Entries shown >>

━━━━━━━━━━━━━━━━━━━━━━━━━━━━━━

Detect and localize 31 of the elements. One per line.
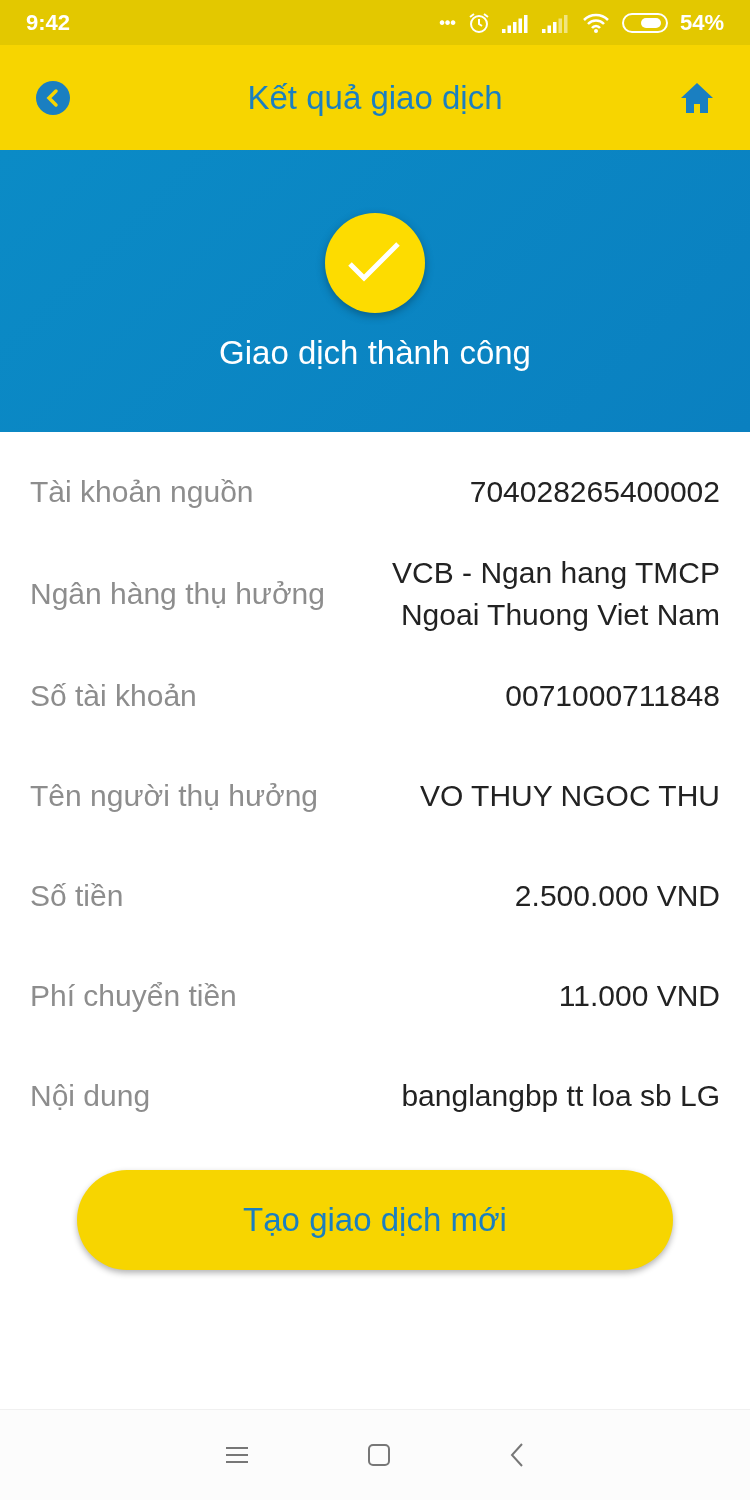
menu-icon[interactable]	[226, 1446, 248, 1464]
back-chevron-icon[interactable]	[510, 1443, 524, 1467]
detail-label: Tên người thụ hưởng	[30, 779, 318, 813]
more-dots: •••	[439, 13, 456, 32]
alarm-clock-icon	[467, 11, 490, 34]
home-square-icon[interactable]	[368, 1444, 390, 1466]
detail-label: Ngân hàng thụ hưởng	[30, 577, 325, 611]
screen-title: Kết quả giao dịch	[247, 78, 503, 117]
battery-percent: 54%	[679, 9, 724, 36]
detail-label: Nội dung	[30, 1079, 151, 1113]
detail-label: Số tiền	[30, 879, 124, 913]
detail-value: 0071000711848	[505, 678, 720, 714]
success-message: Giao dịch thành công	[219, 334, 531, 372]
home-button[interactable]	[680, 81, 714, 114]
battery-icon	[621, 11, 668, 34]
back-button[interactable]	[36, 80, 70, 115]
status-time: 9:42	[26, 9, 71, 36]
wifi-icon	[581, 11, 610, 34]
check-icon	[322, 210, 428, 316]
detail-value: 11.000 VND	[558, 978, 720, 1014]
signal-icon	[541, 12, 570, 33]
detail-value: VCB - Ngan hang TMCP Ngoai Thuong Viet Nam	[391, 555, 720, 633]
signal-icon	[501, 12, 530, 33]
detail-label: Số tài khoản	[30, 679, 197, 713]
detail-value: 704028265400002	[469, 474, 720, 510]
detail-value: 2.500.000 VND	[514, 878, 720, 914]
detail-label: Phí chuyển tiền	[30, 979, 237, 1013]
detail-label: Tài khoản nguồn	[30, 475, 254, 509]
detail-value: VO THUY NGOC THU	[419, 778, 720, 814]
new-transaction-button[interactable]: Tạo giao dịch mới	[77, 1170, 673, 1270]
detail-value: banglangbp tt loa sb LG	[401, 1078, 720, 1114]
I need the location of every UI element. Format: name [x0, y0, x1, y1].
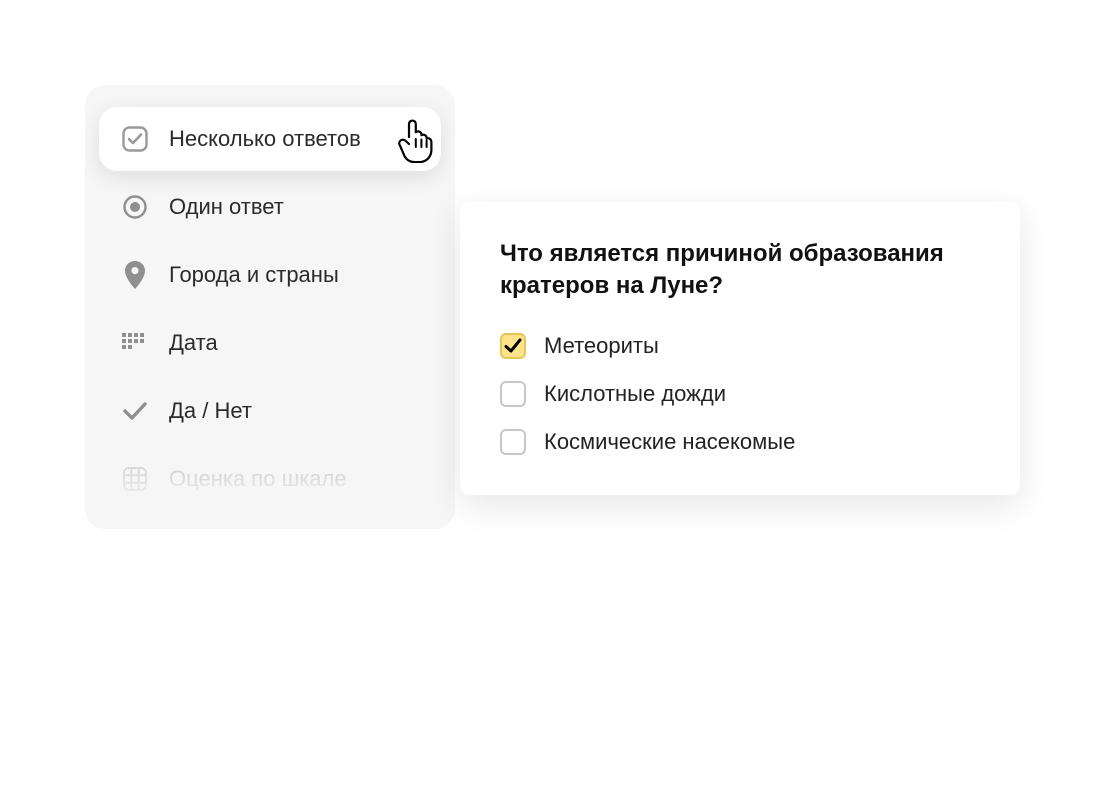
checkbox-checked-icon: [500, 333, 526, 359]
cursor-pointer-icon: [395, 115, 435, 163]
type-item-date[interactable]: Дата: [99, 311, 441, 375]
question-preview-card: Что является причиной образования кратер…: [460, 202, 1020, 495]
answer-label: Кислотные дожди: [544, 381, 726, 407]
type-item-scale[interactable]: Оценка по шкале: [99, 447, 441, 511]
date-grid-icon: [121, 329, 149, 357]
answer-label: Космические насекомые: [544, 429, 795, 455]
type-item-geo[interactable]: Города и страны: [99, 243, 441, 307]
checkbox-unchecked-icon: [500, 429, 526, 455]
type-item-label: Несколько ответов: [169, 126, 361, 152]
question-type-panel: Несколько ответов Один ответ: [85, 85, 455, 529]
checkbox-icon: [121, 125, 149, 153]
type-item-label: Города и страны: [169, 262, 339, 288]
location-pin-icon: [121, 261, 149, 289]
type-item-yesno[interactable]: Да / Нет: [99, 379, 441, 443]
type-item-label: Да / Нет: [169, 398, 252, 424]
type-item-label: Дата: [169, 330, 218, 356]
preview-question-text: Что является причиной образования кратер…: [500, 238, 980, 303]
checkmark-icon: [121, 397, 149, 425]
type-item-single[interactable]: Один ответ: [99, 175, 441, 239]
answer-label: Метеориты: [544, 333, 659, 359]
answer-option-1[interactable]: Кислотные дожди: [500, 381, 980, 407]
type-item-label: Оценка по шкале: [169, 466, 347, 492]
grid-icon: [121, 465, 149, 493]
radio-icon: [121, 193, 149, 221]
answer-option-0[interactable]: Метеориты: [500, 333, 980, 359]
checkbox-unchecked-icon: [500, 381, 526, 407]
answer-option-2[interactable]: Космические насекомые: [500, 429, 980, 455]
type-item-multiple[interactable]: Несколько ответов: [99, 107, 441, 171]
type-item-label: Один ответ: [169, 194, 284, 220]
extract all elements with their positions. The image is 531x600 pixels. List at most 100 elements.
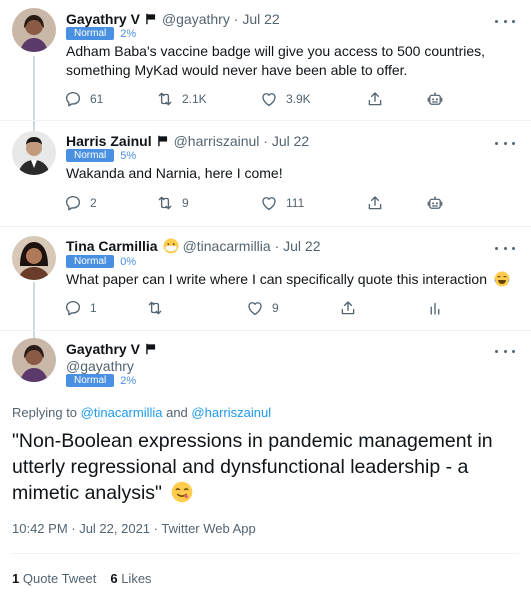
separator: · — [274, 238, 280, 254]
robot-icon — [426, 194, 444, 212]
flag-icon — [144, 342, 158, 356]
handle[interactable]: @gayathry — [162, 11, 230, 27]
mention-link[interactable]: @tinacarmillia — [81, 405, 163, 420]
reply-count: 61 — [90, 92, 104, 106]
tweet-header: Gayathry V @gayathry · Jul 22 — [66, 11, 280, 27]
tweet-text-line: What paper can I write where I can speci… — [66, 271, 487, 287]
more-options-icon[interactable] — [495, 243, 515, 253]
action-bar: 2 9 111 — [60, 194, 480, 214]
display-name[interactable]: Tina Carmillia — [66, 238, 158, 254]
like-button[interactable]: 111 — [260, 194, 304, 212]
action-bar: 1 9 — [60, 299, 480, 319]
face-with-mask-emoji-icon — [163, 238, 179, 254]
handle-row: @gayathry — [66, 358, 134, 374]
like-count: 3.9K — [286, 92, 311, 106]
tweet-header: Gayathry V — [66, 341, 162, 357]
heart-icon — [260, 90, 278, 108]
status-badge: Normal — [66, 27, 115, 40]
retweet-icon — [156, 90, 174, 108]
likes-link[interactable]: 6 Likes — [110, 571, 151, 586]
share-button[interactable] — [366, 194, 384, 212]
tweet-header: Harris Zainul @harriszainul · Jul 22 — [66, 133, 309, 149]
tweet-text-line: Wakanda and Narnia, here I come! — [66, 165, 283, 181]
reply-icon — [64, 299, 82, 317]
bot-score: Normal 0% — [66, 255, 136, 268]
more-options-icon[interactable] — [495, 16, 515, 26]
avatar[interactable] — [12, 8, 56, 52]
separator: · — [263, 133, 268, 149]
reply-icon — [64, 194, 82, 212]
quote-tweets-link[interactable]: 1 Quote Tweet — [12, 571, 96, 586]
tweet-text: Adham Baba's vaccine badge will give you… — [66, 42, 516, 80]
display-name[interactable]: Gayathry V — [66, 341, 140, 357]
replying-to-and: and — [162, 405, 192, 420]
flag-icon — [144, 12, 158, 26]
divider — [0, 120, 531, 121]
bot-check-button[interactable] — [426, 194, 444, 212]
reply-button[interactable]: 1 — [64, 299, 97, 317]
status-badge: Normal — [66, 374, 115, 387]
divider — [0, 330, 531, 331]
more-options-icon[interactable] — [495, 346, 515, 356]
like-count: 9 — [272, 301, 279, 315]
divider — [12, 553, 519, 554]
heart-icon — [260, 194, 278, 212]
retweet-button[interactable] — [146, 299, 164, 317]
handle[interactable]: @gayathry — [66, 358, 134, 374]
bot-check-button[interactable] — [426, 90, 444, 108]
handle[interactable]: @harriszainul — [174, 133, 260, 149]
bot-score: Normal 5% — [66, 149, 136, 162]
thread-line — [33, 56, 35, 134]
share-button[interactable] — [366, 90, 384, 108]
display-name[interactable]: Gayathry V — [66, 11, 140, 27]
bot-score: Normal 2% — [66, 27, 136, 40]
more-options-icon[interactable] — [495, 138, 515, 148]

━━━━━━━━━━━━━━━━━━━━━━━━━━━━━━

Your instructions >> Reproduce every line of the records above verbatim, leaving out the pictures.

Correct response >>
Detect and localize 31 of the elements. One per line.
menu-icon[interactable]	[226, 1446, 248, 1464]
back-chevron-icon[interactable]	[510, 1443, 524, 1467]
detail-label: Tên người thụ hưởng	[30, 779, 318, 813]
more-dots: •••	[439, 13, 456, 32]
alarm-clock-icon	[467, 11, 490, 34]
home-square-icon[interactable]	[368, 1444, 390, 1466]
detail-label: Ngân hàng thụ hưởng	[30, 577, 325, 611]
screen-title: Kết quả giao dịch	[247, 78, 503, 117]
battery-percent: 54%	[679, 9, 724, 36]
detail-label: Nội dung	[30, 1079, 151, 1113]
detail-label: Số tiền	[30, 879, 124, 913]
detail-value: 0071000711848	[505, 678, 720, 714]
success-message: Giao dịch thành công	[219, 334, 531, 372]
home-button[interactable]	[680, 81, 714, 114]
battery-icon	[621, 11, 668, 34]
back-button[interactable]	[36, 80, 70, 115]
status-time: 9:42	[26, 9, 71, 36]
wifi-icon	[581, 11, 610, 34]
check-icon	[322, 210, 428, 316]
detail-value: 11.000 VND	[558, 978, 720, 1014]
signal-icon	[541, 12, 570, 33]
detail-value: VCB - Ngan hang TMCP Ngoai Thuong Viet Nam	[391, 555, 720, 633]
signal-icon	[501, 12, 530, 33]
detail-label: Số tài khoản	[30, 679, 197, 713]
detail-value: 704028265400002	[469, 474, 720, 510]
detail-value: 2.500.000 VND	[514, 878, 720, 914]
detail-label: Phí chuyển tiền	[30, 979, 237, 1013]
detail-label: Tài khoản nguồn	[30, 475, 254, 509]
detail-value: VO THUY NGOC THU	[419, 778, 720, 814]
new-transaction-button[interactable]: Tạo giao dịch mới	[77, 1170, 673, 1270]
detail-value: banglangbp tt loa sb LG	[401, 1078, 720, 1114]
I need the location of every UI element. Format: name [x0, y0, x1, y1].
checkbox-checked-icon: [500, 333, 526, 359]
cursor-pointer-icon: [395, 115, 435, 163]
type-item-date[interactable]: Дата: [99, 311, 441, 375]
question-preview-card: Что является причиной образования кратер…: [460, 202, 1020, 495]
answer-label: Кислотные дожди: [544, 381, 726, 407]
type-item-scale[interactable]: Оценка по шкале: [99, 447, 441, 511]
date-grid-icon: [121, 329, 149, 357]
answer-label: Космические насекомые: [544, 429, 795, 455]
type-item-geo[interactable]: Города и страны: [99, 243, 441, 307]
checkbox-unchecked-icon: [500, 429, 526, 455]
type-item-label: Несколько ответов: [169, 126, 361, 152]
question-type-panel: Несколько ответов Один ответ: [85, 85, 455, 529]
checkbox-icon: [121, 125, 149, 153]
type-item-label: Города и страны: [169, 262, 339, 288]
location-pin-icon: [121, 261, 149, 289]
type-item-yesno[interactable]: Да / Нет: [99, 379, 441, 443]
type-item-label: Да / Нет: [169, 398, 252, 424]
type-item-label: Дата: [169, 330, 218, 356]
preview-question-text: Что является причиной образования кратер…: [500, 238, 980, 303]
checkmark-icon: [121, 397, 149, 425]
type-item-single[interactable]: Один ответ: [99, 175, 441, 239]
answer-label: Метеориты: [544, 333, 659, 359]
answer-option-1[interactable]: Кислотные дожди: [500, 381, 980, 407]
type-item-label: Оценка по шкале: [169, 466, 347, 492]
grid-icon: [121, 465, 149, 493]
radio-icon: [121, 193, 149, 221]
answer-option-0[interactable]: Метеориты: [500, 333, 980, 359]
checkbox-unchecked-icon: [500, 381, 526, 407]
answer-option-2[interactable]: Космические насекомые: [500, 429, 980, 455]
type-item-multiple[interactable]: Несколько ответов: [99, 107, 441, 171]
type-item-label: Один ответ: [169, 194, 284, 220]
extract all elements with their positions. The image is 531x600 pixels. List at most 100 elements.
separator: · — [274, 238, 280, 254]
robot-icon — [426, 194, 444, 212]
flag-icon — [144, 342, 158, 356]
handle[interactable]: @gayathry — [162, 11, 230, 27]
mention-link[interactable]: @tinacarmillia — [81, 405, 163, 420]
reply-count: 61 — [90, 92, 104, 106]
tweet-header: Gayathry V @gayathry · Jul 22 — [66, 11, 280, 27]
tweet-text-line: What paper can I write where I can speci… — [66, 271, 487, 287]
more-options-icon[interactable] — [495, 243, 515, 253]
action-bar: 2 9 111 — [60, 194, 480, 214]
display-name[interactable]: Tina Carmillia — [66, 238, 158, 254]
like-button[interactable]: 111 — [260, 194, 304, 212]
action-bar: 1 9 — [60, 299, 480, 319]
face-with-mask-emoji-icon — [163, 238, 179, 254]
handle-row: @gayathry — [66, 358, 134, 374]
like-count: 3.9K — [286, 92, 311, 106]
tweet-header: Gayathry V — [66, 341, 162, 357]
heart-icon — [260, 90, 278, 108]
status-badge: Normal — [66, 27, 115, 40]
retweet-icon — [156, 90, 174, 108]
likes-link[interactable]: 6 Likes — [110, 571, 151, 586]
share-button[interactable] — [366, 194, 384, 212]
tweet-header: Harris Zainul @harriszainul · Jul 22 — [66, 133, 309, 149]
tweet-text-line: Wakanda and Narnia, here I come! — [66, 165, 283, 181]
reply-icon — [64, 299, 82, 317]
bot-score: Normal 0% — [66, 255, 136, 268]
more-options-icon[interactable] — [495, 16, 515, 26]
avatar[interactable] — [12, 8, 56, 52]
separator: · — [263, 133, 268, 149]
reply-icon — [64, 194, 82, 212]
quote-tweets-link[interactable]: 1 Quote Tweet — [12, 571, 96, 586]
tweet-text: Adham Baba's vaccine badge will give you… — [66, 42, 516, 80]
display-name[interactable]: Gayathry V — [66, 341, 140, 357]
replying-to-and: and — [162, 405, 192, 420]
flag-icon — [144, 12, 158, 26]
divider — [0, 120, 531, 121]
bot-check-button[interactable] — [426, 194, 444, 212]
reply-button[interactable]: 1 — [64, 299, 97, 317]
status-badge: Normal — [66, 374, 115, 387]
divider — [0, 330, 531, 331]
more-options-icon[interactable] — [495, 346, 515, 356]
like-count: 9 — [272, 301, 279, 315]
divider — [12, 553, 519, 554]
heart-icon — [260, 194, 278, 212]
retweet-button[interactable] — [146, 299, 164, 317]
handle[interactable]: @gayathry — [66, 358, 134, 374]
bot-check-button[interactable] — [426, 90, 444, 108]
handle[interactable]: @harriszainul — [174, 133, 260, 149]
bot-score: Normal 5% — [66, 149, 136, 162]
thread-line — [33, 56, 35, 134]
share-button[interactable] — [366, 90, 384, 108]
display-name[interactable]: Gayathry V — [66, 11, 140, 27]
bot-score: Normal 2% — [66, 27, 136, 40]
more-options-icon[interactable] — [495, 138, 515, 148]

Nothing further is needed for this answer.